> _Exercise_: Write the data out again, character for character, with no images.

Data records:
## start

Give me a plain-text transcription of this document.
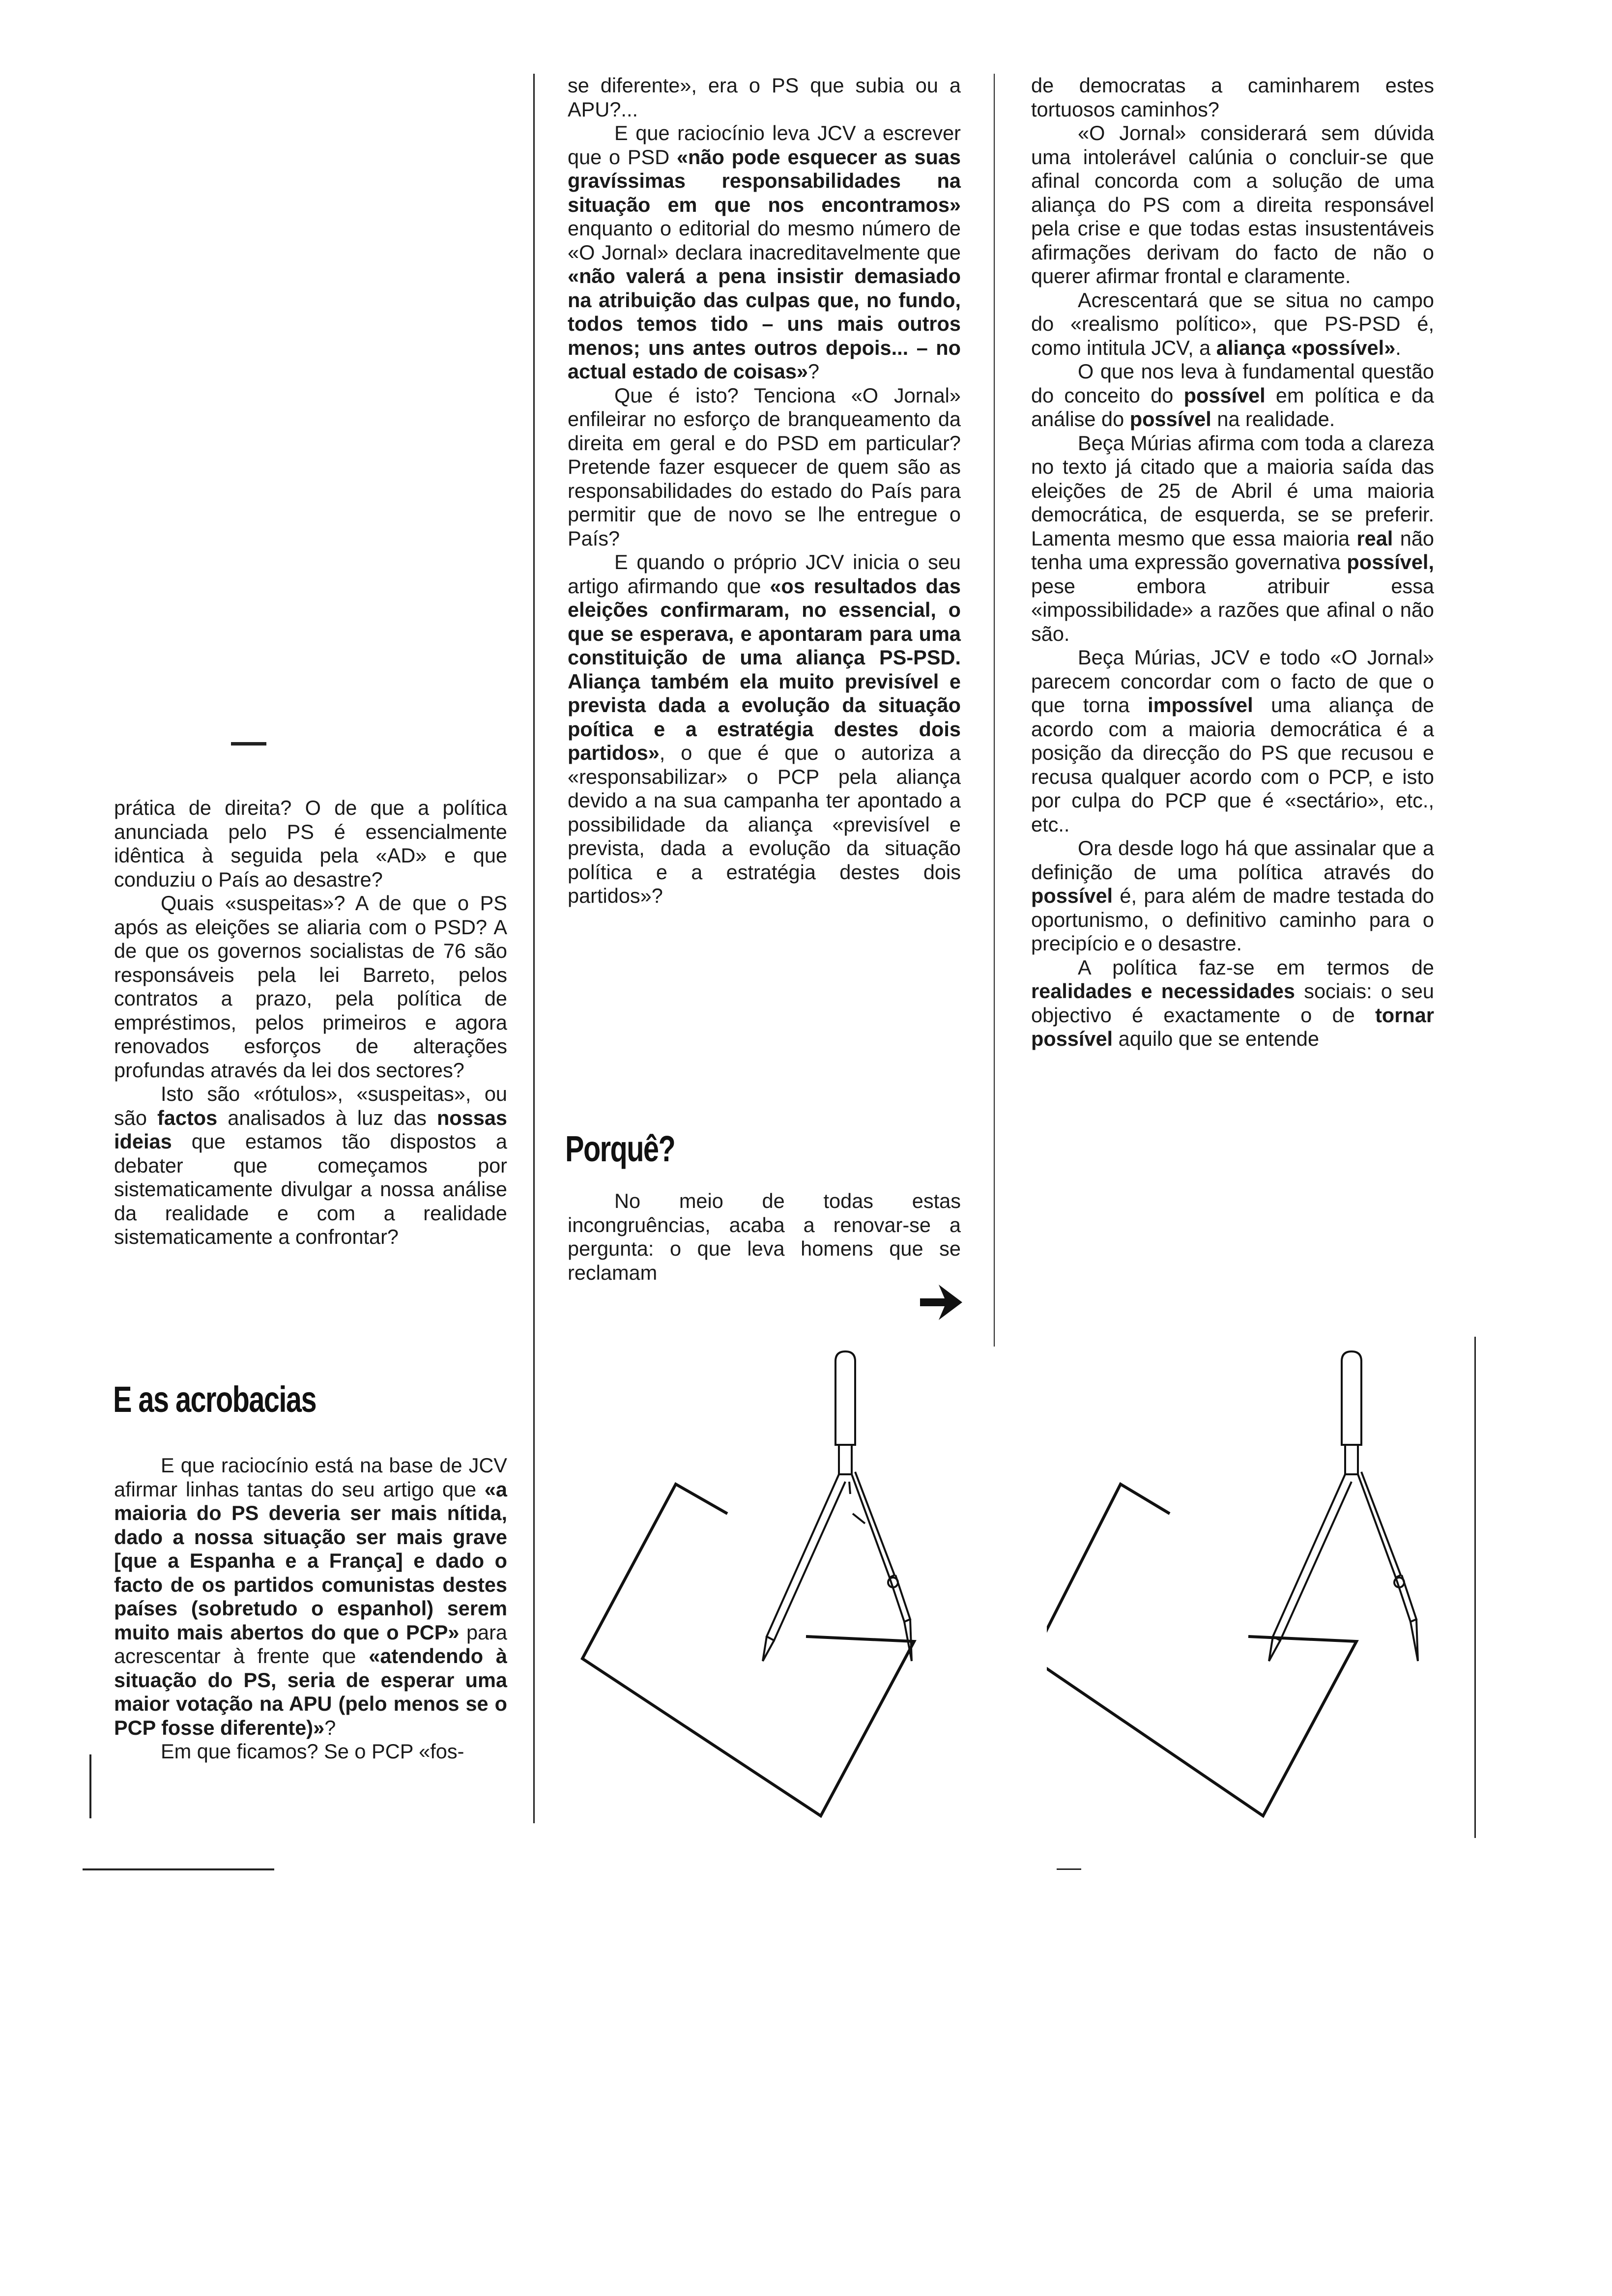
prática de direita? O de que a política anunciada pelo PS é essencialmente idêntica à seguida pela «AD» e que conduziu o País ao desastre?

Quais «suspeitas»? A de que o PS após as eleições se aliaria com o PSD? A de que os governos socialistas de 76 são responsáveis pela lei Barreto, pelos contratos a prazo, pela política de empréstimos, pelos primeiros e agora renovados esforços de alterações profundas através da lei dos sectores?

Isto são «rótulos», «suspeitas», ou são factos analisados à luz das nossas ideias que estamos tão dispostos a debater que começamos por sistematicamente divulgar a nossa análise da realidade e com a realidade sistematicamente a confrontar?

E as acrobacias

E que raciocínio está na base de JCV afirmar linhas tantas do seu artigo que «a maioria do PS deveria ser mais nítida, dado a nossa situação ser mais grave [que a Espanha e a França] e dado o facto de os partidos comunistas destes países (sobretudo o espanhol) serem muito mais abertos do que o PCP» para acrescentar à frente que «atendendo à situação do PS, seria de esperar uma maior votação na APU (pelo menos se o PCP fosse diferente)»?

Em que ficamos? Se o PCP «fos-

se diferente», era o PS que subia ou a APU?...

E que raciocínio leva JCV a escrever que o PSD «não pode esquecer as suas gravíssimas responsabilidades na situação em que nos encontramos» enquanto o editorial do mesmo número de «O Jornal» declara inacreditavelmente que «não valerá a pena insistir demasiado na atribuição das culpas que, no fundo, todos temos tido – uns mais outros menos; uns antes outros depois... – no actual estado de coisas»?

Que é isto? Tenciona «O Jornal» enfileirar no esforço de branqueamento da direita em geral e do PSD em particular? Pretende fazer esquecer de quem são as responsabilidades do estado do País para permitir que de novo se lhe entregue o País?

E quando o próprio JCV inicia o seu artigo afirmando que «os resultados das eleições confirmaram, no essencial, o que se esperava, e apontaram para uma constituição de uma aliança PS-PSD. Aliança também ela muito previsível e prevista dada a evolução da situação poítica e a estratégia destes dois partidos», o que é que o autoriza a «responsabilizar» o PCP pela aliança devido a na sua campanha ter apontado a possibilidade da aliança «previsível e prevista, dada a evolução da situação política e a estratégia destes dois partidos»?

Porquê?

No meio de todas estas incongruências, acaba a renovar-se a pergunta: o que leva homens que se reclamam

de democratas a caminharem estes tortuosos caminhos?

«O Jornal» considerará sem dúvida uma intolerável calúnia o concluir-se que afinal concorda com a solução de uma aliança do PS com a direita responsável pela crise e que todas estas insustentáveis afirmações derivam do facto de não o querer afirmar frontal e claramente.

Acrescentará que se situa no campo do «realismo político», que PS-PSD é, como intitula JCV, a aliança «possível».

O que nos leva à fundamental questão do conceito do possível em política e da análise do possível na realidade.

Beça Múrias afirma com toda a clareza no texto já citado que a maioria saída das eleições de 25 de Abril é uma maioria democrática, de esquerda, se se preferir. Lamenta mesmo que essa maioria real não tenha uma expressão governativa possível, pese embora atribuir essa «impossibilidade» a razões que afinal o não são.

Beça Múrias, JCV e todo «O Jornal» parecem concordar com o facto de que o que torna impossível uma aliança de acordo com a maioria democrática é a posição da direcção do PS que recusou e recusa qualquer acordo com o PCP, e isto por culpa do PCP que é «sectário», etc., etc..

Ora desde logo há que assinalar que a definição de uma política através do possível é, para além de madre testada do oportunismo, o definitivo caminho para o precipício e o desastre.

A política faz-se em termos de realidades e necessidades sociais: o seu objectivo é exactamente o de tornar possível aquilo que se entende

## end

> _Reply_:
Give me a plain-text transcription of this document.
prática de direita? O de que a política anunciada pelo PS é essencialmente idêntica à seguida pela «AD» e que conduziu o País ao desastre?

Quais «suspeitas»? A de que o PS após as eleições se aliaria com o PSD? A de que os governos socialistas de 76 são responsáveis pela lei Barreto, pelos contratos a prazo, pela política de empréstimos, pelos primeiros e agora renovados esforços de alterações profundas através da lei dos sectores?

Isto são «rótulos», «suspeitas», ou são factos analisados à luz das nossas ideias que estamos tão dispostos a debater que começamos por sistematicamente divulgar a nossa análise da realidade e com a realidade sistematicamente a confrontar?

E as acrobacias

E que raciocínio está na base de JCV afirmar linhas tantas do seu artigo que «a maioria do PS deveria ser mais nítida, dado a nossa situação ser mais grave [que a Espanha e a França] e dado o facto de os partidos comunistas destes países (sobretudo o espanhol) serem muito mais abertos do que o PCP» para acrescentar à frente que «atendendo à situação do PS, seria de esperar uma maior votação na APU (pelo menos se o PCP fosse diferente)»?

Em que ficamos? Se o PCP «fos-

se diferente», era o PS que subia ou a APU?...

E que raciocínio leva JCV a escrever que o PSD «não pode esquecer as suas gravíssimas responsabilidades na situação em que nos encontramos» enquanto o editorial do mesmo número de «O Jornal» declara inacreditavelmente que «não valerá a pena insistir demasiado na atribuição das culpas que, no fundo, todos temos tido – uns mais outros menos; uns antes outros depois... – no actual estado de coisas»?

Que é isto? Tenciona «O Jornal» enfileirar no esforço de branqueamento da direita em geral e do PSD em particular? Pretende fazer esquecer de quem são as responsabilidades do estado do País para permitir que de novo se lhe entregue o País?

E quando o próprio JCV inicia o seu artigo afirmando que «os resultados das eleições confirmaram, no essencial, o que se esperava, e apontaram para uma constituição de uma aliança PS-PSD. Aliança também ela muito previsível e prevista dada a evolução da situação poítica e a estratégia destes dois partidos», o que é que o autoriza a «responsabilizar» o PCP pela aliança devido a na sua campanha ter apontado a possibilidade da aliança «previsível e prevista, dada a evolução da situação política e a estratégia destes dois partidos»?

Porquê?

No meio de todas estas incongruências, acaba a renovar-se a pergunta: o que leva homens que se reclamam

de democratas a caminharem estes tortuosos caminhos?

«O Jornal» considerará sem dúvida uma intolerável calúnia o concluir-se que afinal concorda com a solução de uma aliança do PS com a direita responsável pela crise e que todas estas insustentáveis afirmações derivam do facto de não o querer afirmar frontal e claramente.

Acrescentará que se situa no campo do «realismo político», que PS-PSD é, como intitula JCV, a aliança «possível».

O que nos leva à fundamental questão do conceito do possível em política e da análise do possível na realidade.

Beça Múrias afirma com toda a clareza no texto já citado que a maioria saída das eleições de 25 de Abril é uma maioria democrática, de esquerda, se se preferir. Lamenta mesmo que essa maioria real não tenha uma expressão governativa possível, pese embora atribuir essa «impossibilidade» a razões que afinal o não são.

Beça Múrias, JCV e todo «O Jornal» parecem concordar com o facto de que o que torna impossível uma aliança de acordo com a maioria democrática é a posição da direcção do PS que recusou e recusa qualquer acordo com o PCP, e isto por culpa do PCP que é «sectário», etc., etc..

Ora desde logo há que assinalar que a definição de uma política através do possível é, para além de madre testada do oportunismo, o definitivo caminho para o precipício e o desastre.

A política faz-se em termos de realidades e necessidades sociais: o seu objectivo é exactamente o de tornar possível aquilo que se entende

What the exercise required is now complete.